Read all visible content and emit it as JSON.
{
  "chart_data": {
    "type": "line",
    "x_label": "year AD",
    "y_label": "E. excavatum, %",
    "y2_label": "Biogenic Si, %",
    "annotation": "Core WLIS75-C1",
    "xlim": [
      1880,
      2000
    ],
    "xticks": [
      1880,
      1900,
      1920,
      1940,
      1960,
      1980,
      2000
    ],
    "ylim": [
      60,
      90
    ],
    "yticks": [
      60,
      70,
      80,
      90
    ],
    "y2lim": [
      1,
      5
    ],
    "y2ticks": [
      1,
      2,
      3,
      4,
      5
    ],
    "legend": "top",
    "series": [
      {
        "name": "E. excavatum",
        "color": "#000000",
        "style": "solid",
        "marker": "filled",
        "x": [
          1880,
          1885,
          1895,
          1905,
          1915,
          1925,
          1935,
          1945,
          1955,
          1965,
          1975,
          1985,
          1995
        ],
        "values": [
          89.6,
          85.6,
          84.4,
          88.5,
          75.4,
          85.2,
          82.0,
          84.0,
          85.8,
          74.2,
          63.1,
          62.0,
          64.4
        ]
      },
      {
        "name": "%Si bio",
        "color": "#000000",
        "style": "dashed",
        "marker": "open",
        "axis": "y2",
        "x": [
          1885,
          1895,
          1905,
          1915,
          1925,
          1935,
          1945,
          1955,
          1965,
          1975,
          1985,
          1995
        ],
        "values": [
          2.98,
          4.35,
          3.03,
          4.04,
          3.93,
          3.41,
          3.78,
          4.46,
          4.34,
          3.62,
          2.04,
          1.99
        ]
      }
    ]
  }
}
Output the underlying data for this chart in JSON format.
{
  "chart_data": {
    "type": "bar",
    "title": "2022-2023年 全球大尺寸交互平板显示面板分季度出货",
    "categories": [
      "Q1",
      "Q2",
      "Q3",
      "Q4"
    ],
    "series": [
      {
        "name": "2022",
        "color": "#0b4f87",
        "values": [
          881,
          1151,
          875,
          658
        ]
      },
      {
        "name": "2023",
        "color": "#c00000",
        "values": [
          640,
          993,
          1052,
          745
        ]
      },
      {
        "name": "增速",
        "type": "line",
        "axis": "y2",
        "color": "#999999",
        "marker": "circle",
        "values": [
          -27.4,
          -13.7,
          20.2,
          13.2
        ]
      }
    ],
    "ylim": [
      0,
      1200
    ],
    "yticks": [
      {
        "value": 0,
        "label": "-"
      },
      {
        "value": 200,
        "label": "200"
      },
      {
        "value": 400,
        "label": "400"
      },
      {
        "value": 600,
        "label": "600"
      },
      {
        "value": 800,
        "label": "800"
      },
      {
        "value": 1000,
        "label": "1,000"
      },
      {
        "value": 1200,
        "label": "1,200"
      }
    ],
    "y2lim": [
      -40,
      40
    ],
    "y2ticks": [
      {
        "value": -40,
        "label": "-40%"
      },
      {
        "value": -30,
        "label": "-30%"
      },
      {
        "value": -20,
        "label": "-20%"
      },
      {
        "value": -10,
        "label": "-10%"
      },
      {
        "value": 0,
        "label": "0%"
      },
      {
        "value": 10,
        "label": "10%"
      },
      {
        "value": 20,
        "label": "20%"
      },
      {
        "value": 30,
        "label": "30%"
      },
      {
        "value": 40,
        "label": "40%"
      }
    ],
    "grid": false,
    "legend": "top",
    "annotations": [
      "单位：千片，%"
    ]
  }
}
=====
(THE TASK):
Give back the whole listing exactly as it reads.

(RESULT OF THE TASK):
Read all visible content and emit it as JSON.
{
  "chart_data": {
    "type": "line",
    "x_label": "year AD",
    "y_label": "E. excavatum, %",
    "y2_label": "Biogenic Si, %",
    "annotation": "Core WLIS75-C1",
    "xlim": [
      1880,
      2000
    ],
    "xticks": [
      1880,
      1900,
      1920,
      1940,
      1960,
      1980,
      2000
    ],
    "ylim": [
      60,
      90
    ],
    "yticks": [
      60,
      70,
      80,
      90
    ],
    "y2lim": [
      1,
      5
    ],
    "y2ticks": [
      1,
      2,
      3,
      4,
      5
    ],
    "legend": "top",
    "series": [
      {
        "name": "E. excavatum",
        "color": "#000000",
        "style": "solid",
        "marker": "filled",
        "x": [
          1880,
          1885,
          1895,
          1905,
          1915,
          1925,
          1935,
          1945,
          1955,
          1965,
          1975,
          1985,
          1995
        ],
        "values": [
          89.6,
          85.6,
          84.4,
          88.5,
          75.4,
          85.2,
          82.0,
          84.0,
          85.8,
          74.2,
          63.1,
          62.0,
          64.4
        ]
      },
      {
        "name": "%Si bio",
        "color": "#000000",
        "style": "dashed",
        "marker": "open",
        "axis": "y2",
        "x": [
          1885,
          1895,
          1905,
          1915,
          1925,
          1935,
          1945,
          1955,
          1965,
          1975,
          1985,
          1995
        ],
        "values": [
          2.98,
          4.35,
          3.03,
          4.04,
          3.93,
          3.41,
          3.78,
          4.46,
          4.34,
          3.62,
          2.04,
          1.99
        ]
      }
    ]
  }
}
Output the underlying data for this chart in JSON format.
{
  "chart_data": {
    "type": "bar",
    "title": "2022-2023年 全球大尺寸交互平板显示面板分季度出货",
    "categories": [
      "Q1",
      "Q2",
      "Q3",
      "Q4"
    ],
    "series": [
      {
        "name": "2022",
        "color": "#0b4f87",
        "values": [
          881,
          1151,
          875,
          658
        ]
      },
      {
        "name": "2023",
        "color": "#c00000",
        "values": [
          640,
          993,
          1052,
          745
        ]
      },
      {
        "name": "增速",
        "type": "line",
        "axis": "y2",
        "color": "#999999",
        "marker": "circle",
        "values": [
          -27.4,
          -13.7,
          20.2,
          13.2
        ]
      }
    ],
    "ylim": [
      0,
      1200
    ],
    "yticks": [
      {
        "value": 0,
        "label": "-"
      },
      {
        "value": 200,
        "label": "200"
      },
      {
        "value": 400,
        "label": "400"
      },
      {
        "value": 600,
        "label": "600"
      },
      {
        "value": 800,
        "label": "800"
      },
      {
        "value": 1000,
        "label": "1,000"
      },
      {
        "value": 1200,
        "label": "1,200"
      }
    ],
    "y2lim": [
      -40,
      40
    ],
    "y2ticks": [
      {
        "value": -40,
        "label": "-40%"
      },
      {
        "value": -30,
        "label": "-30%"
      },
      {
        "value": -20,
        "label": "-20%"
      },
      {
        "value": -10,
        "label": "-10%"
      },
      {
        "value": 0,
        "label": "0%"
      },
      {
        "value": 10,
        "label": "10%"
      },
      {
        "value": 20,
        "label": "20%"
      },
      {
        "value": 30,
        "label": "30%"
      },
      {
        "value": 40,
        "label": "40%"
      }
    ],
    "grid": false,
    "legend": "top",
    "annotations": [
      "单位：千片，%"
    ]
  }
}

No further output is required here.